Document section:
Pointcept
Batch size does not match the point.offset.shape[0]
When visualizing ScanNet, I noticed that during training, points from multiple scenes appear to be placed in a single batch. Is this a bug? Will this affect serialization? How can I ensure that only points from a single scene are included in each training batch?
I had problems with batching as well. Apparently the collate function of pointcept works in a weird way. I solved my batching problem by returing data with an extra dimension (of 1) to make the collate create batches the way I wanted. Hope it can help. Sorry for the non super-tecnical answer but I just started working with this framework.
Hi, I'm having issues with the batching as well; the collate is indeed weird. Can you give a brief on your solution?

Data records:
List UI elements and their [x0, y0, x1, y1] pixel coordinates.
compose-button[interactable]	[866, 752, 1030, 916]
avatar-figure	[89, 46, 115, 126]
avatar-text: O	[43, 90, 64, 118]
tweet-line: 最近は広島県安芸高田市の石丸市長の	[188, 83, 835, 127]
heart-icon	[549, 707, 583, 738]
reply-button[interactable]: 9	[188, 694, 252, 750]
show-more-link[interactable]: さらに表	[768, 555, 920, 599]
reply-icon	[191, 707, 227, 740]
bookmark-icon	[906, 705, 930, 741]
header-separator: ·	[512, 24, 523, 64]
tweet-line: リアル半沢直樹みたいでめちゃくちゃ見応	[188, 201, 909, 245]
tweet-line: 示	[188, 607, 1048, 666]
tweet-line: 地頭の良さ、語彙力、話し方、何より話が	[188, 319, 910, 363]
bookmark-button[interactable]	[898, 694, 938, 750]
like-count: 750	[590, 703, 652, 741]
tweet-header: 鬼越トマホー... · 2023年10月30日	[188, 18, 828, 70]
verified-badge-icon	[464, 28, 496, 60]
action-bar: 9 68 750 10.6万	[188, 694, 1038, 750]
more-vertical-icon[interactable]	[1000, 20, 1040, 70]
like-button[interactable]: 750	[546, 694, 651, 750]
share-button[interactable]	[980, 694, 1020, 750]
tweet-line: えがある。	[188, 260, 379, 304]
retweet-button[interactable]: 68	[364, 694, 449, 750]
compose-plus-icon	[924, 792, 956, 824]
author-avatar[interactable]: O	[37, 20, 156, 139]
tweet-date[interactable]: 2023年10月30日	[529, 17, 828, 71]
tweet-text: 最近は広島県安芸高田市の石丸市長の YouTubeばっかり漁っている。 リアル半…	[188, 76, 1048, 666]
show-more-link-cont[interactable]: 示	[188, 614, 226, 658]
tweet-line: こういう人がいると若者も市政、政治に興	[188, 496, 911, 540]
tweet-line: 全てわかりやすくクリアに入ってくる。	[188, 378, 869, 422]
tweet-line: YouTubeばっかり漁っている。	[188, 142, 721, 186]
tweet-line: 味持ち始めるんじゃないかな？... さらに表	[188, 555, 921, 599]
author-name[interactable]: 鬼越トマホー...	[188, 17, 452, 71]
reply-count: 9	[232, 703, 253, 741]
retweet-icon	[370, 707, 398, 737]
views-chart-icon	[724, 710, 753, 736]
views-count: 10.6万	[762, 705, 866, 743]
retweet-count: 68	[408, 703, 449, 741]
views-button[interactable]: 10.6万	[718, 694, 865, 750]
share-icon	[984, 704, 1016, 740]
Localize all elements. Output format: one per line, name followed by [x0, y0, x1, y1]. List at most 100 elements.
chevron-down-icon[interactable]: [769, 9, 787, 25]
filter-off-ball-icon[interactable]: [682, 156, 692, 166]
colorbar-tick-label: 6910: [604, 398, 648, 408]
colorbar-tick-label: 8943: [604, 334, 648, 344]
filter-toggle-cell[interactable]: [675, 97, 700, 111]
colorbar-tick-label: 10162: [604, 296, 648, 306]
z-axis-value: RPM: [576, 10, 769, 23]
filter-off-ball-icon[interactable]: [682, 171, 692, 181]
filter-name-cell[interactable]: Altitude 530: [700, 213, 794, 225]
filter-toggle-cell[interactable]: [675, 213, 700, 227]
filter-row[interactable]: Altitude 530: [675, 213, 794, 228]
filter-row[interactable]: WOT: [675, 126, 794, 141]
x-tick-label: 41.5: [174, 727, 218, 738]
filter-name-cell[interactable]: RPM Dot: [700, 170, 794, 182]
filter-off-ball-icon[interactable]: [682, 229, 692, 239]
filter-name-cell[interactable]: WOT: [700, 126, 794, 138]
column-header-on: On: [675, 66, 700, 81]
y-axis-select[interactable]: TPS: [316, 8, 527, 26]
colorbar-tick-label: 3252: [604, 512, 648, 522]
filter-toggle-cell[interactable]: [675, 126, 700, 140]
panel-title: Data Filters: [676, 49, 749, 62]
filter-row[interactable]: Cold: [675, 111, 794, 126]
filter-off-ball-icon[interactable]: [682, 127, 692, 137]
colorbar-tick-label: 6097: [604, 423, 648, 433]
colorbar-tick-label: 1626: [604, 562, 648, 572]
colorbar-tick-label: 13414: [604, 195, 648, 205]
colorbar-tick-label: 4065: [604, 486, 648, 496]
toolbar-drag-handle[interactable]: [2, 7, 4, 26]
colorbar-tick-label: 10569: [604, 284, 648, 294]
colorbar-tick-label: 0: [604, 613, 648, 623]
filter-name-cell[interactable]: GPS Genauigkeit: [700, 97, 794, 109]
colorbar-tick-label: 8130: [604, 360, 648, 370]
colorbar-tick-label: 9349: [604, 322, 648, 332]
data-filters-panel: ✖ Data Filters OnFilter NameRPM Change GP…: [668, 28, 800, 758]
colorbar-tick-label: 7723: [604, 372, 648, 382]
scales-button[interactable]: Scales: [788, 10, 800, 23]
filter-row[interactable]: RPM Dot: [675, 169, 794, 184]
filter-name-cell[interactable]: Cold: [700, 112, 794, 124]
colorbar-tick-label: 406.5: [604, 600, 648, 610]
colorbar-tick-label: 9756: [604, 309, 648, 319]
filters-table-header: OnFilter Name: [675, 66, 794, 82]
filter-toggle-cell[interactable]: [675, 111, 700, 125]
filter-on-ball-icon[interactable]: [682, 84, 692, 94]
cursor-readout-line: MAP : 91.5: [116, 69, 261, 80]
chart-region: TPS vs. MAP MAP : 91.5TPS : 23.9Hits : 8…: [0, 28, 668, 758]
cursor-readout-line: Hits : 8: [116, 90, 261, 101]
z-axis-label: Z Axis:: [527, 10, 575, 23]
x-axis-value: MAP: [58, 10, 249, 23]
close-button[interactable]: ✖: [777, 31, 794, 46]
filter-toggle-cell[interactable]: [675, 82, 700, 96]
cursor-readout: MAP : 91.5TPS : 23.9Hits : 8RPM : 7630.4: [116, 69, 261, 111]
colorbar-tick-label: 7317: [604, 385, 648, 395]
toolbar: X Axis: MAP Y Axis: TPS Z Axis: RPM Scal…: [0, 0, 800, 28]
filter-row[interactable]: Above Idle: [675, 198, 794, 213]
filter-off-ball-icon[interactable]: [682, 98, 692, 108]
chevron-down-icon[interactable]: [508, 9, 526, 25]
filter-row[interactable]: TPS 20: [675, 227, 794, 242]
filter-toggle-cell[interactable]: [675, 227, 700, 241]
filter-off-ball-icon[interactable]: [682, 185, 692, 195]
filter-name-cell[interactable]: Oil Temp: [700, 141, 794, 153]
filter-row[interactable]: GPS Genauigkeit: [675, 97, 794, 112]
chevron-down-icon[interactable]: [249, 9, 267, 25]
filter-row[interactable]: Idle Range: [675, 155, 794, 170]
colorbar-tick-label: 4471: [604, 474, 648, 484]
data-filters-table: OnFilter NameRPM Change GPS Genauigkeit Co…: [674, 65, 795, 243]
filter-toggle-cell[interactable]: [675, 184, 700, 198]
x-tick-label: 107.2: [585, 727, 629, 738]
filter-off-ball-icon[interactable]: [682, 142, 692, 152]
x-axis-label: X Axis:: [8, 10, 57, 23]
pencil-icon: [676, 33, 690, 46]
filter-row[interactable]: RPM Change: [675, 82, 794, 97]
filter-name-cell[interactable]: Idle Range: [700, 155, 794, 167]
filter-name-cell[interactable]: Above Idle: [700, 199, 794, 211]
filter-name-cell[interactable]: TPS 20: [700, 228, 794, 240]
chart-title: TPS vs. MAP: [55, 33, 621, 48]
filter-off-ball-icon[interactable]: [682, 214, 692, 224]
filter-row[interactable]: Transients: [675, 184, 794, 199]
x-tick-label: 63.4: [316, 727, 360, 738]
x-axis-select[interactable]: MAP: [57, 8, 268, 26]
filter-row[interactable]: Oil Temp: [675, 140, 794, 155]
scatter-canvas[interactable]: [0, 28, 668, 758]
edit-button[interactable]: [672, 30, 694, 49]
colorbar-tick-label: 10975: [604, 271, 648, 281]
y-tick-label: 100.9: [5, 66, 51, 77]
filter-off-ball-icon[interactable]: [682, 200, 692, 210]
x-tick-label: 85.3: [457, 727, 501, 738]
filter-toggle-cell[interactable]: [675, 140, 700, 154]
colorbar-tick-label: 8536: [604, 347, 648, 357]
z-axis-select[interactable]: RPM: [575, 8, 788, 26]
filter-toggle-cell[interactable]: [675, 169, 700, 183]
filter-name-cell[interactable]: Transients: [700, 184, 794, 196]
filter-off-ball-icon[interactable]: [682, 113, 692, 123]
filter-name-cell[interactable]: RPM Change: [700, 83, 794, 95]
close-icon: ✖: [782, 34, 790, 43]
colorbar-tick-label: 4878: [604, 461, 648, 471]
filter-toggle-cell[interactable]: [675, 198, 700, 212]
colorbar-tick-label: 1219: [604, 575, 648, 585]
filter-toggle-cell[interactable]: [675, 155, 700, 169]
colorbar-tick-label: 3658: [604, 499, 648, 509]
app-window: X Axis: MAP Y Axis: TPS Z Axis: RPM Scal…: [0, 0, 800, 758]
---
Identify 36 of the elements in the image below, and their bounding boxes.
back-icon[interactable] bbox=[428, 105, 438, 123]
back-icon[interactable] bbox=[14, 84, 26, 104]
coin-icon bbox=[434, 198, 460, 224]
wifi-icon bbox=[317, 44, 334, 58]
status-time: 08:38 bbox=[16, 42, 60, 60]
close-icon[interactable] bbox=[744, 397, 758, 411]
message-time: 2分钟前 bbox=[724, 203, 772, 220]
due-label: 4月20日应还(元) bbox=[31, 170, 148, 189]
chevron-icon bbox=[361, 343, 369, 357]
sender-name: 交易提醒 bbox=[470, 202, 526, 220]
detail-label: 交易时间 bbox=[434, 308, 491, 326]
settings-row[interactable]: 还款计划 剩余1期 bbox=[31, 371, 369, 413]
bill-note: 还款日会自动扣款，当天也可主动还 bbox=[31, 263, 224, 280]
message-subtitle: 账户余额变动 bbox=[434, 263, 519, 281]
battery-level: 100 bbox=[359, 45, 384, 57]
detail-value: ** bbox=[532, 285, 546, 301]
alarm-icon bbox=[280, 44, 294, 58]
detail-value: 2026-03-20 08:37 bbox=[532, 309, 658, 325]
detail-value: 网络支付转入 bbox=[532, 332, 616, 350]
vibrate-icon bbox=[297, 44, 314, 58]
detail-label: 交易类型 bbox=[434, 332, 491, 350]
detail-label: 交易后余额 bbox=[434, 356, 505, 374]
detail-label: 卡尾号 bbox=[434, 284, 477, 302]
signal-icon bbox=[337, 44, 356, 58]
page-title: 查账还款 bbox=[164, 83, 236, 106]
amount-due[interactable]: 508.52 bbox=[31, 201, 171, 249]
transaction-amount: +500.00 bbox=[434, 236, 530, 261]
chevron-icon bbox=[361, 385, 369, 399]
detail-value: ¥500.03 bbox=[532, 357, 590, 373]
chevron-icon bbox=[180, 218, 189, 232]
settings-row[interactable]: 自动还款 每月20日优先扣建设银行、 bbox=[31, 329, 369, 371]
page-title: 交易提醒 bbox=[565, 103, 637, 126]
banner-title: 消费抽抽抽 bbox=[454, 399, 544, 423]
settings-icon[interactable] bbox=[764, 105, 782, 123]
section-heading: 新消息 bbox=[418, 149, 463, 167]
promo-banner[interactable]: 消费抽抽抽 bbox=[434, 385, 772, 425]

Goal: Print everything in the Pointcept batching thread from "I had problems" down to "with this framework.", with no changes. The entries come from a different source than the Pointcept batching thread.

Correct answer:
I had problems with batching as well. Apparently the collate function of pointcept works in a weird way. I solved my batching problem by returing data with an extra dimension (of 1) to make the collate create batches the way I wanted. Hope it can help. Sorry for the non super-tecnical answer but I just started working with this framework.